▸ **STATED PROBLEM**
Return the records in full, exactly as given.

▸ **THE INPUT**

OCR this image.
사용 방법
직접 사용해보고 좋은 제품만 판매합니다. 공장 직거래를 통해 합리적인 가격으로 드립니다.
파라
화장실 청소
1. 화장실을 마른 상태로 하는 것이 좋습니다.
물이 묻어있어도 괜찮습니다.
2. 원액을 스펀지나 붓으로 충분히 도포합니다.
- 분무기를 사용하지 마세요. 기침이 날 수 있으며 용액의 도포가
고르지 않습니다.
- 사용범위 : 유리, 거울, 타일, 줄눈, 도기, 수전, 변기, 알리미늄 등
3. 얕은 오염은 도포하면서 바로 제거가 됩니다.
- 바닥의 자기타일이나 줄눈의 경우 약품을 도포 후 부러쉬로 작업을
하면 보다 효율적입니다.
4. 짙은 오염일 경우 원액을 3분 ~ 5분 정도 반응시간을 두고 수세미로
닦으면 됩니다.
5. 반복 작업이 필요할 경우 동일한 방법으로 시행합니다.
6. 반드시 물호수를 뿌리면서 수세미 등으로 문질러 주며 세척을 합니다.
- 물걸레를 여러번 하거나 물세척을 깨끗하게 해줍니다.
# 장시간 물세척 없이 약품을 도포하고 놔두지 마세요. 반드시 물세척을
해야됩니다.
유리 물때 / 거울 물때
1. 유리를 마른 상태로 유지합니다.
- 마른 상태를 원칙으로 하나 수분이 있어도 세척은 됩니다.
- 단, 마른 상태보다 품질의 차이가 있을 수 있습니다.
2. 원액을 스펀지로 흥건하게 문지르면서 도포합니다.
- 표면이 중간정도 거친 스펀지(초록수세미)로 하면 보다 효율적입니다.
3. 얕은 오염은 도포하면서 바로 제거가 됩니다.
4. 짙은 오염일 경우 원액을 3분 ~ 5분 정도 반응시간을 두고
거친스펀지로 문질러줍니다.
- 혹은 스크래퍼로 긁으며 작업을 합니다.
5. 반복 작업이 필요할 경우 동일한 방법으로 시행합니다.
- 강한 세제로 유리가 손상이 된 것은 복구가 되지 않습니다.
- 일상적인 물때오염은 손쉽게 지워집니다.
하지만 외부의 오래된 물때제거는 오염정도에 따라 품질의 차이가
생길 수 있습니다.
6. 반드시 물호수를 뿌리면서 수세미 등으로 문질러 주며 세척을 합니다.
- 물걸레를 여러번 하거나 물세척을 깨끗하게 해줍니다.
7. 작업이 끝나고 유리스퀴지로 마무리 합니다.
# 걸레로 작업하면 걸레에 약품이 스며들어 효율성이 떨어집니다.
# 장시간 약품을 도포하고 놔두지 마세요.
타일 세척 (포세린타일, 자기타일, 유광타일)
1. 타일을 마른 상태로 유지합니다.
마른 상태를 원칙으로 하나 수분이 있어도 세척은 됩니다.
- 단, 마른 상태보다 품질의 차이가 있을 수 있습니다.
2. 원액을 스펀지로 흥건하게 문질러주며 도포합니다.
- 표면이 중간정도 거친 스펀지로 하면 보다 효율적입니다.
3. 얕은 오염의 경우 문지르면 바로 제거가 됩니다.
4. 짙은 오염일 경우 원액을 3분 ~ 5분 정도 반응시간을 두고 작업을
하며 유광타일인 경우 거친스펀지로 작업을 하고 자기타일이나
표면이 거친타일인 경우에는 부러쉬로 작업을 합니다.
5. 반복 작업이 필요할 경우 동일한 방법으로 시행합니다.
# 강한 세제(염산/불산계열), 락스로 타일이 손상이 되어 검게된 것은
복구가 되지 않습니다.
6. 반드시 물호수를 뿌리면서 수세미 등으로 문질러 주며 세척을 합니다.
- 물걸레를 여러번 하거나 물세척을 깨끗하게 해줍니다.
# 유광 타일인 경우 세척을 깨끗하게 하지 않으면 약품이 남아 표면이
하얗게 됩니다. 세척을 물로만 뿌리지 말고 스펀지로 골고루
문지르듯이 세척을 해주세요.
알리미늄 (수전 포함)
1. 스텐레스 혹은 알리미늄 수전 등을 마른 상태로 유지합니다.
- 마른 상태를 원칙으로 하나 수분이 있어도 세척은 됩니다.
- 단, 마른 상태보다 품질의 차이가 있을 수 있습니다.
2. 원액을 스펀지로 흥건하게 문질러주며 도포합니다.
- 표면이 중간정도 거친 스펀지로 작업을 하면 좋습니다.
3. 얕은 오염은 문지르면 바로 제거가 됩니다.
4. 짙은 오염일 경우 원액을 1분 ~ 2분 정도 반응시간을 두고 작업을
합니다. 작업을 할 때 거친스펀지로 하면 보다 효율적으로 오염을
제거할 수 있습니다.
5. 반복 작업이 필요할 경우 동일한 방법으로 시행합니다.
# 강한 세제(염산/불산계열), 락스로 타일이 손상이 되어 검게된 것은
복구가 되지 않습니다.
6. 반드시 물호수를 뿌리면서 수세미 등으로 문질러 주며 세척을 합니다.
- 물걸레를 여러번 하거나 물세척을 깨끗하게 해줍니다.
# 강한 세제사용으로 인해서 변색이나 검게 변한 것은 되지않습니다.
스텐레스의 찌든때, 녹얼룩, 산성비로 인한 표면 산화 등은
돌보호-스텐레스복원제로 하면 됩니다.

▸ **RESPONSE TO THIS TASK**
OCR this image.
사용 방법
직접 사용해보고 좋은 제품만 판매합니다. 공장 직거래를 통해 합리적인 가격으로 드립니다.
파라
화장실 청소
1. 화장실을 마른 상태로 하는 것이 좋습니다.
물이 묻어있어도 괜찮습니다.
2. 원액을 스펀지나 붓으로 충분히 도포합니다.
- 분무기를 사용하지 마세요. 기침이 날 수 있으며 용액의 도포가
고르지 않습니다.
- 사용범위 : 유리, 거울, 타일, 줄눈, 도기, 수전, 변기, 알리미늄 등
3. 얕은 오염은 도포하면서 바로 제거가 됩니다.
- 바닥의 자기타일이나 줄눈의 경우 약품을 도포 후 부러쉬로 작업을
하면 보다 효율적입니다.
4. 짙은 오염일 경우 원액을 3분 ~ 5분 정도 반응시간을 두고 수세미로
닦으면 됩니다.
5. 반복 작업이 필요할 경우 동일한 방법으로 시행합니다.
6. 반드시 물호수를 뿌리면서 수세미 등으로 문질러 주며 세척을 합니다.
- 물걸레를 여러번 하거나 물세척을 깨끗하게 해줍니다.
# 장시간 물세척 없이 약품을 도포하고 놔두지 마세요. 반드시 물세척을
해야됩니다.
유리 물때 / 거울 물때
1. 유리를 마른 상태로 유지합니다.
- 마른 상태를 원칙으로 하나 수분이 있어도 세척은 됩니다.
- 단, 마른 상태보다 품질의 차이가 있을 수 있습니다.
2. 원액을 스펀지로 흥건하게 문지르면서 도포합니다.
- 표면이 중간정도 거친 스펀지(초록수세미)로 하면 보다 효율적입니다.
3. 얕은 오염은 도포하면서 바로 제거가 됩니다.
4. 짙은 오염일 경우 원액을 3분 ~ 5분 정도 반응시간을 두고
거친스펀지로 문질러줍니다.
- 혹은 스크래퍼로 긁으며 작업을 합니다.
5. 반복 작업이 필요할 경우 동일한 방법으로 시행합니다.
- 강한 세제로 유리가 손상이 된 것은 복구가 되지 않습니다.
- 일상적인 물때오염은 손쉽게 지워집니다.
하지만 외부의 오래된 물때제거는 오염정도에 따라 품질의 차이가
생길 수 있습니다.
6. 반드시 물호수를 뿌리면서 수세미 등으로 문질러 주며 세척을 합니다.
- 물걸레를 여러번 하거나 물세척을 깨끗하게 해줍니다.
7. 작업이 끝나고 유리스퀴지로 마무리 합니다.
# 걸레로 작업하면 걸레에 약품이 스며들어 효율성이 떨어집니다.
# 장시간 약품을 도포하고 놔두지 마세요.
타일 세척 (포세린타일, 자기타일, 유광타일)
1. 타일을 마른 상태로 유지합니다.
마른 상태를 원칙으로 하나 수분이 있어도 세척은 됩니다.
- 단, 마른 상태보다 품질의 차이가 있을 수 있습니다.
2. 원액을 스펀지로 흥건하게 문질러주며 도포합니다.
- 표면이 중간정도 거친 스펀지로 하면 보다 효율적입니다.
3. 얕은 오염의 경우 문지르면 바로 제거가 됩니다.
4. 짙은 오염일 경우 원액을 3분 ~ 5분 정도 반응시간을 두고 작업을
하며 유광타일인 경우 거친스펀지로 작업을 하고 자기타일이나
표면이 거친타일인 경우에는 부러쉬로 작업을 합니다.
5. 반복 작업이 필요할 경우 동일한 방법으로 시행합니다.
# 강한 세제(염산/불산계열), 락스로 타일이 손상이 되어 검게된 것은
복구가 되지 않습니다.
6. 반드시 물호수를 뿌리면서 수세미 등으로 문질러 주며 세척을 합니다.
- 물걸레를 여러번 하거나 물세척을 깨끗하게 해줍니다.
# 유광 타일인 경우 세척을 깨끗하게 하지 않으면 약품이 남아 표면이
하얗게 됩니다. 세척을 물로만 뿌리지 말고 스펀지로 골고루
문지르듯이 세척을 해주세요.
알리미늄 (수전 포함)
1. 스텐레스 혹은 알리미늄 수전 등을 마른 상태로 유지합니다.
- 마른 상태를 원칙으로 하나 수분이 있어도 세척은 됩니다.
- 단, 마른 상태보다 품질의 차이가 있을 수 있습니다.
2. 원액을 스펀지로 흥건하게 문질러주며 도포합니다.
- 표면이 중간정도 거친 스펀지로 작업을 하면 좋습니다.
3. 얕은 오염은 문지르면 바로 제거가 됩니다.
4. 짙은 오염일 경우 원액을 1분 ~ 2분 정도 반응시간을 두고 작업을
합니다. 작업을 할 때 거친스펀지로 하면 보다 효율적으로 오염을
제거할 수 있습니다.
5. 반복 작업이 필요할 경우 동일한 방법으로 시행합니다.
# 강한 세제(염산/불산계열), 락스로 타일이 손상이 되어 검게된 것은
복구가 되지 않습니다.
6. 반드시 물호수를 뿌리면서 수세미 등으로 문질러 주며 세척을 합니다.
- 물걸레를 여러번 하거나 물세척을 깨끗하게 해줍니다.
# 강한 세제사용으로 인해서 변색이나 검게 변한 것은 되지않습니다.
스텐레스의 찌든때, 녹얼룩, 산성비로 인한 표면 산화 등은
돌보호-스텐레스복원제로 하면 됩니다.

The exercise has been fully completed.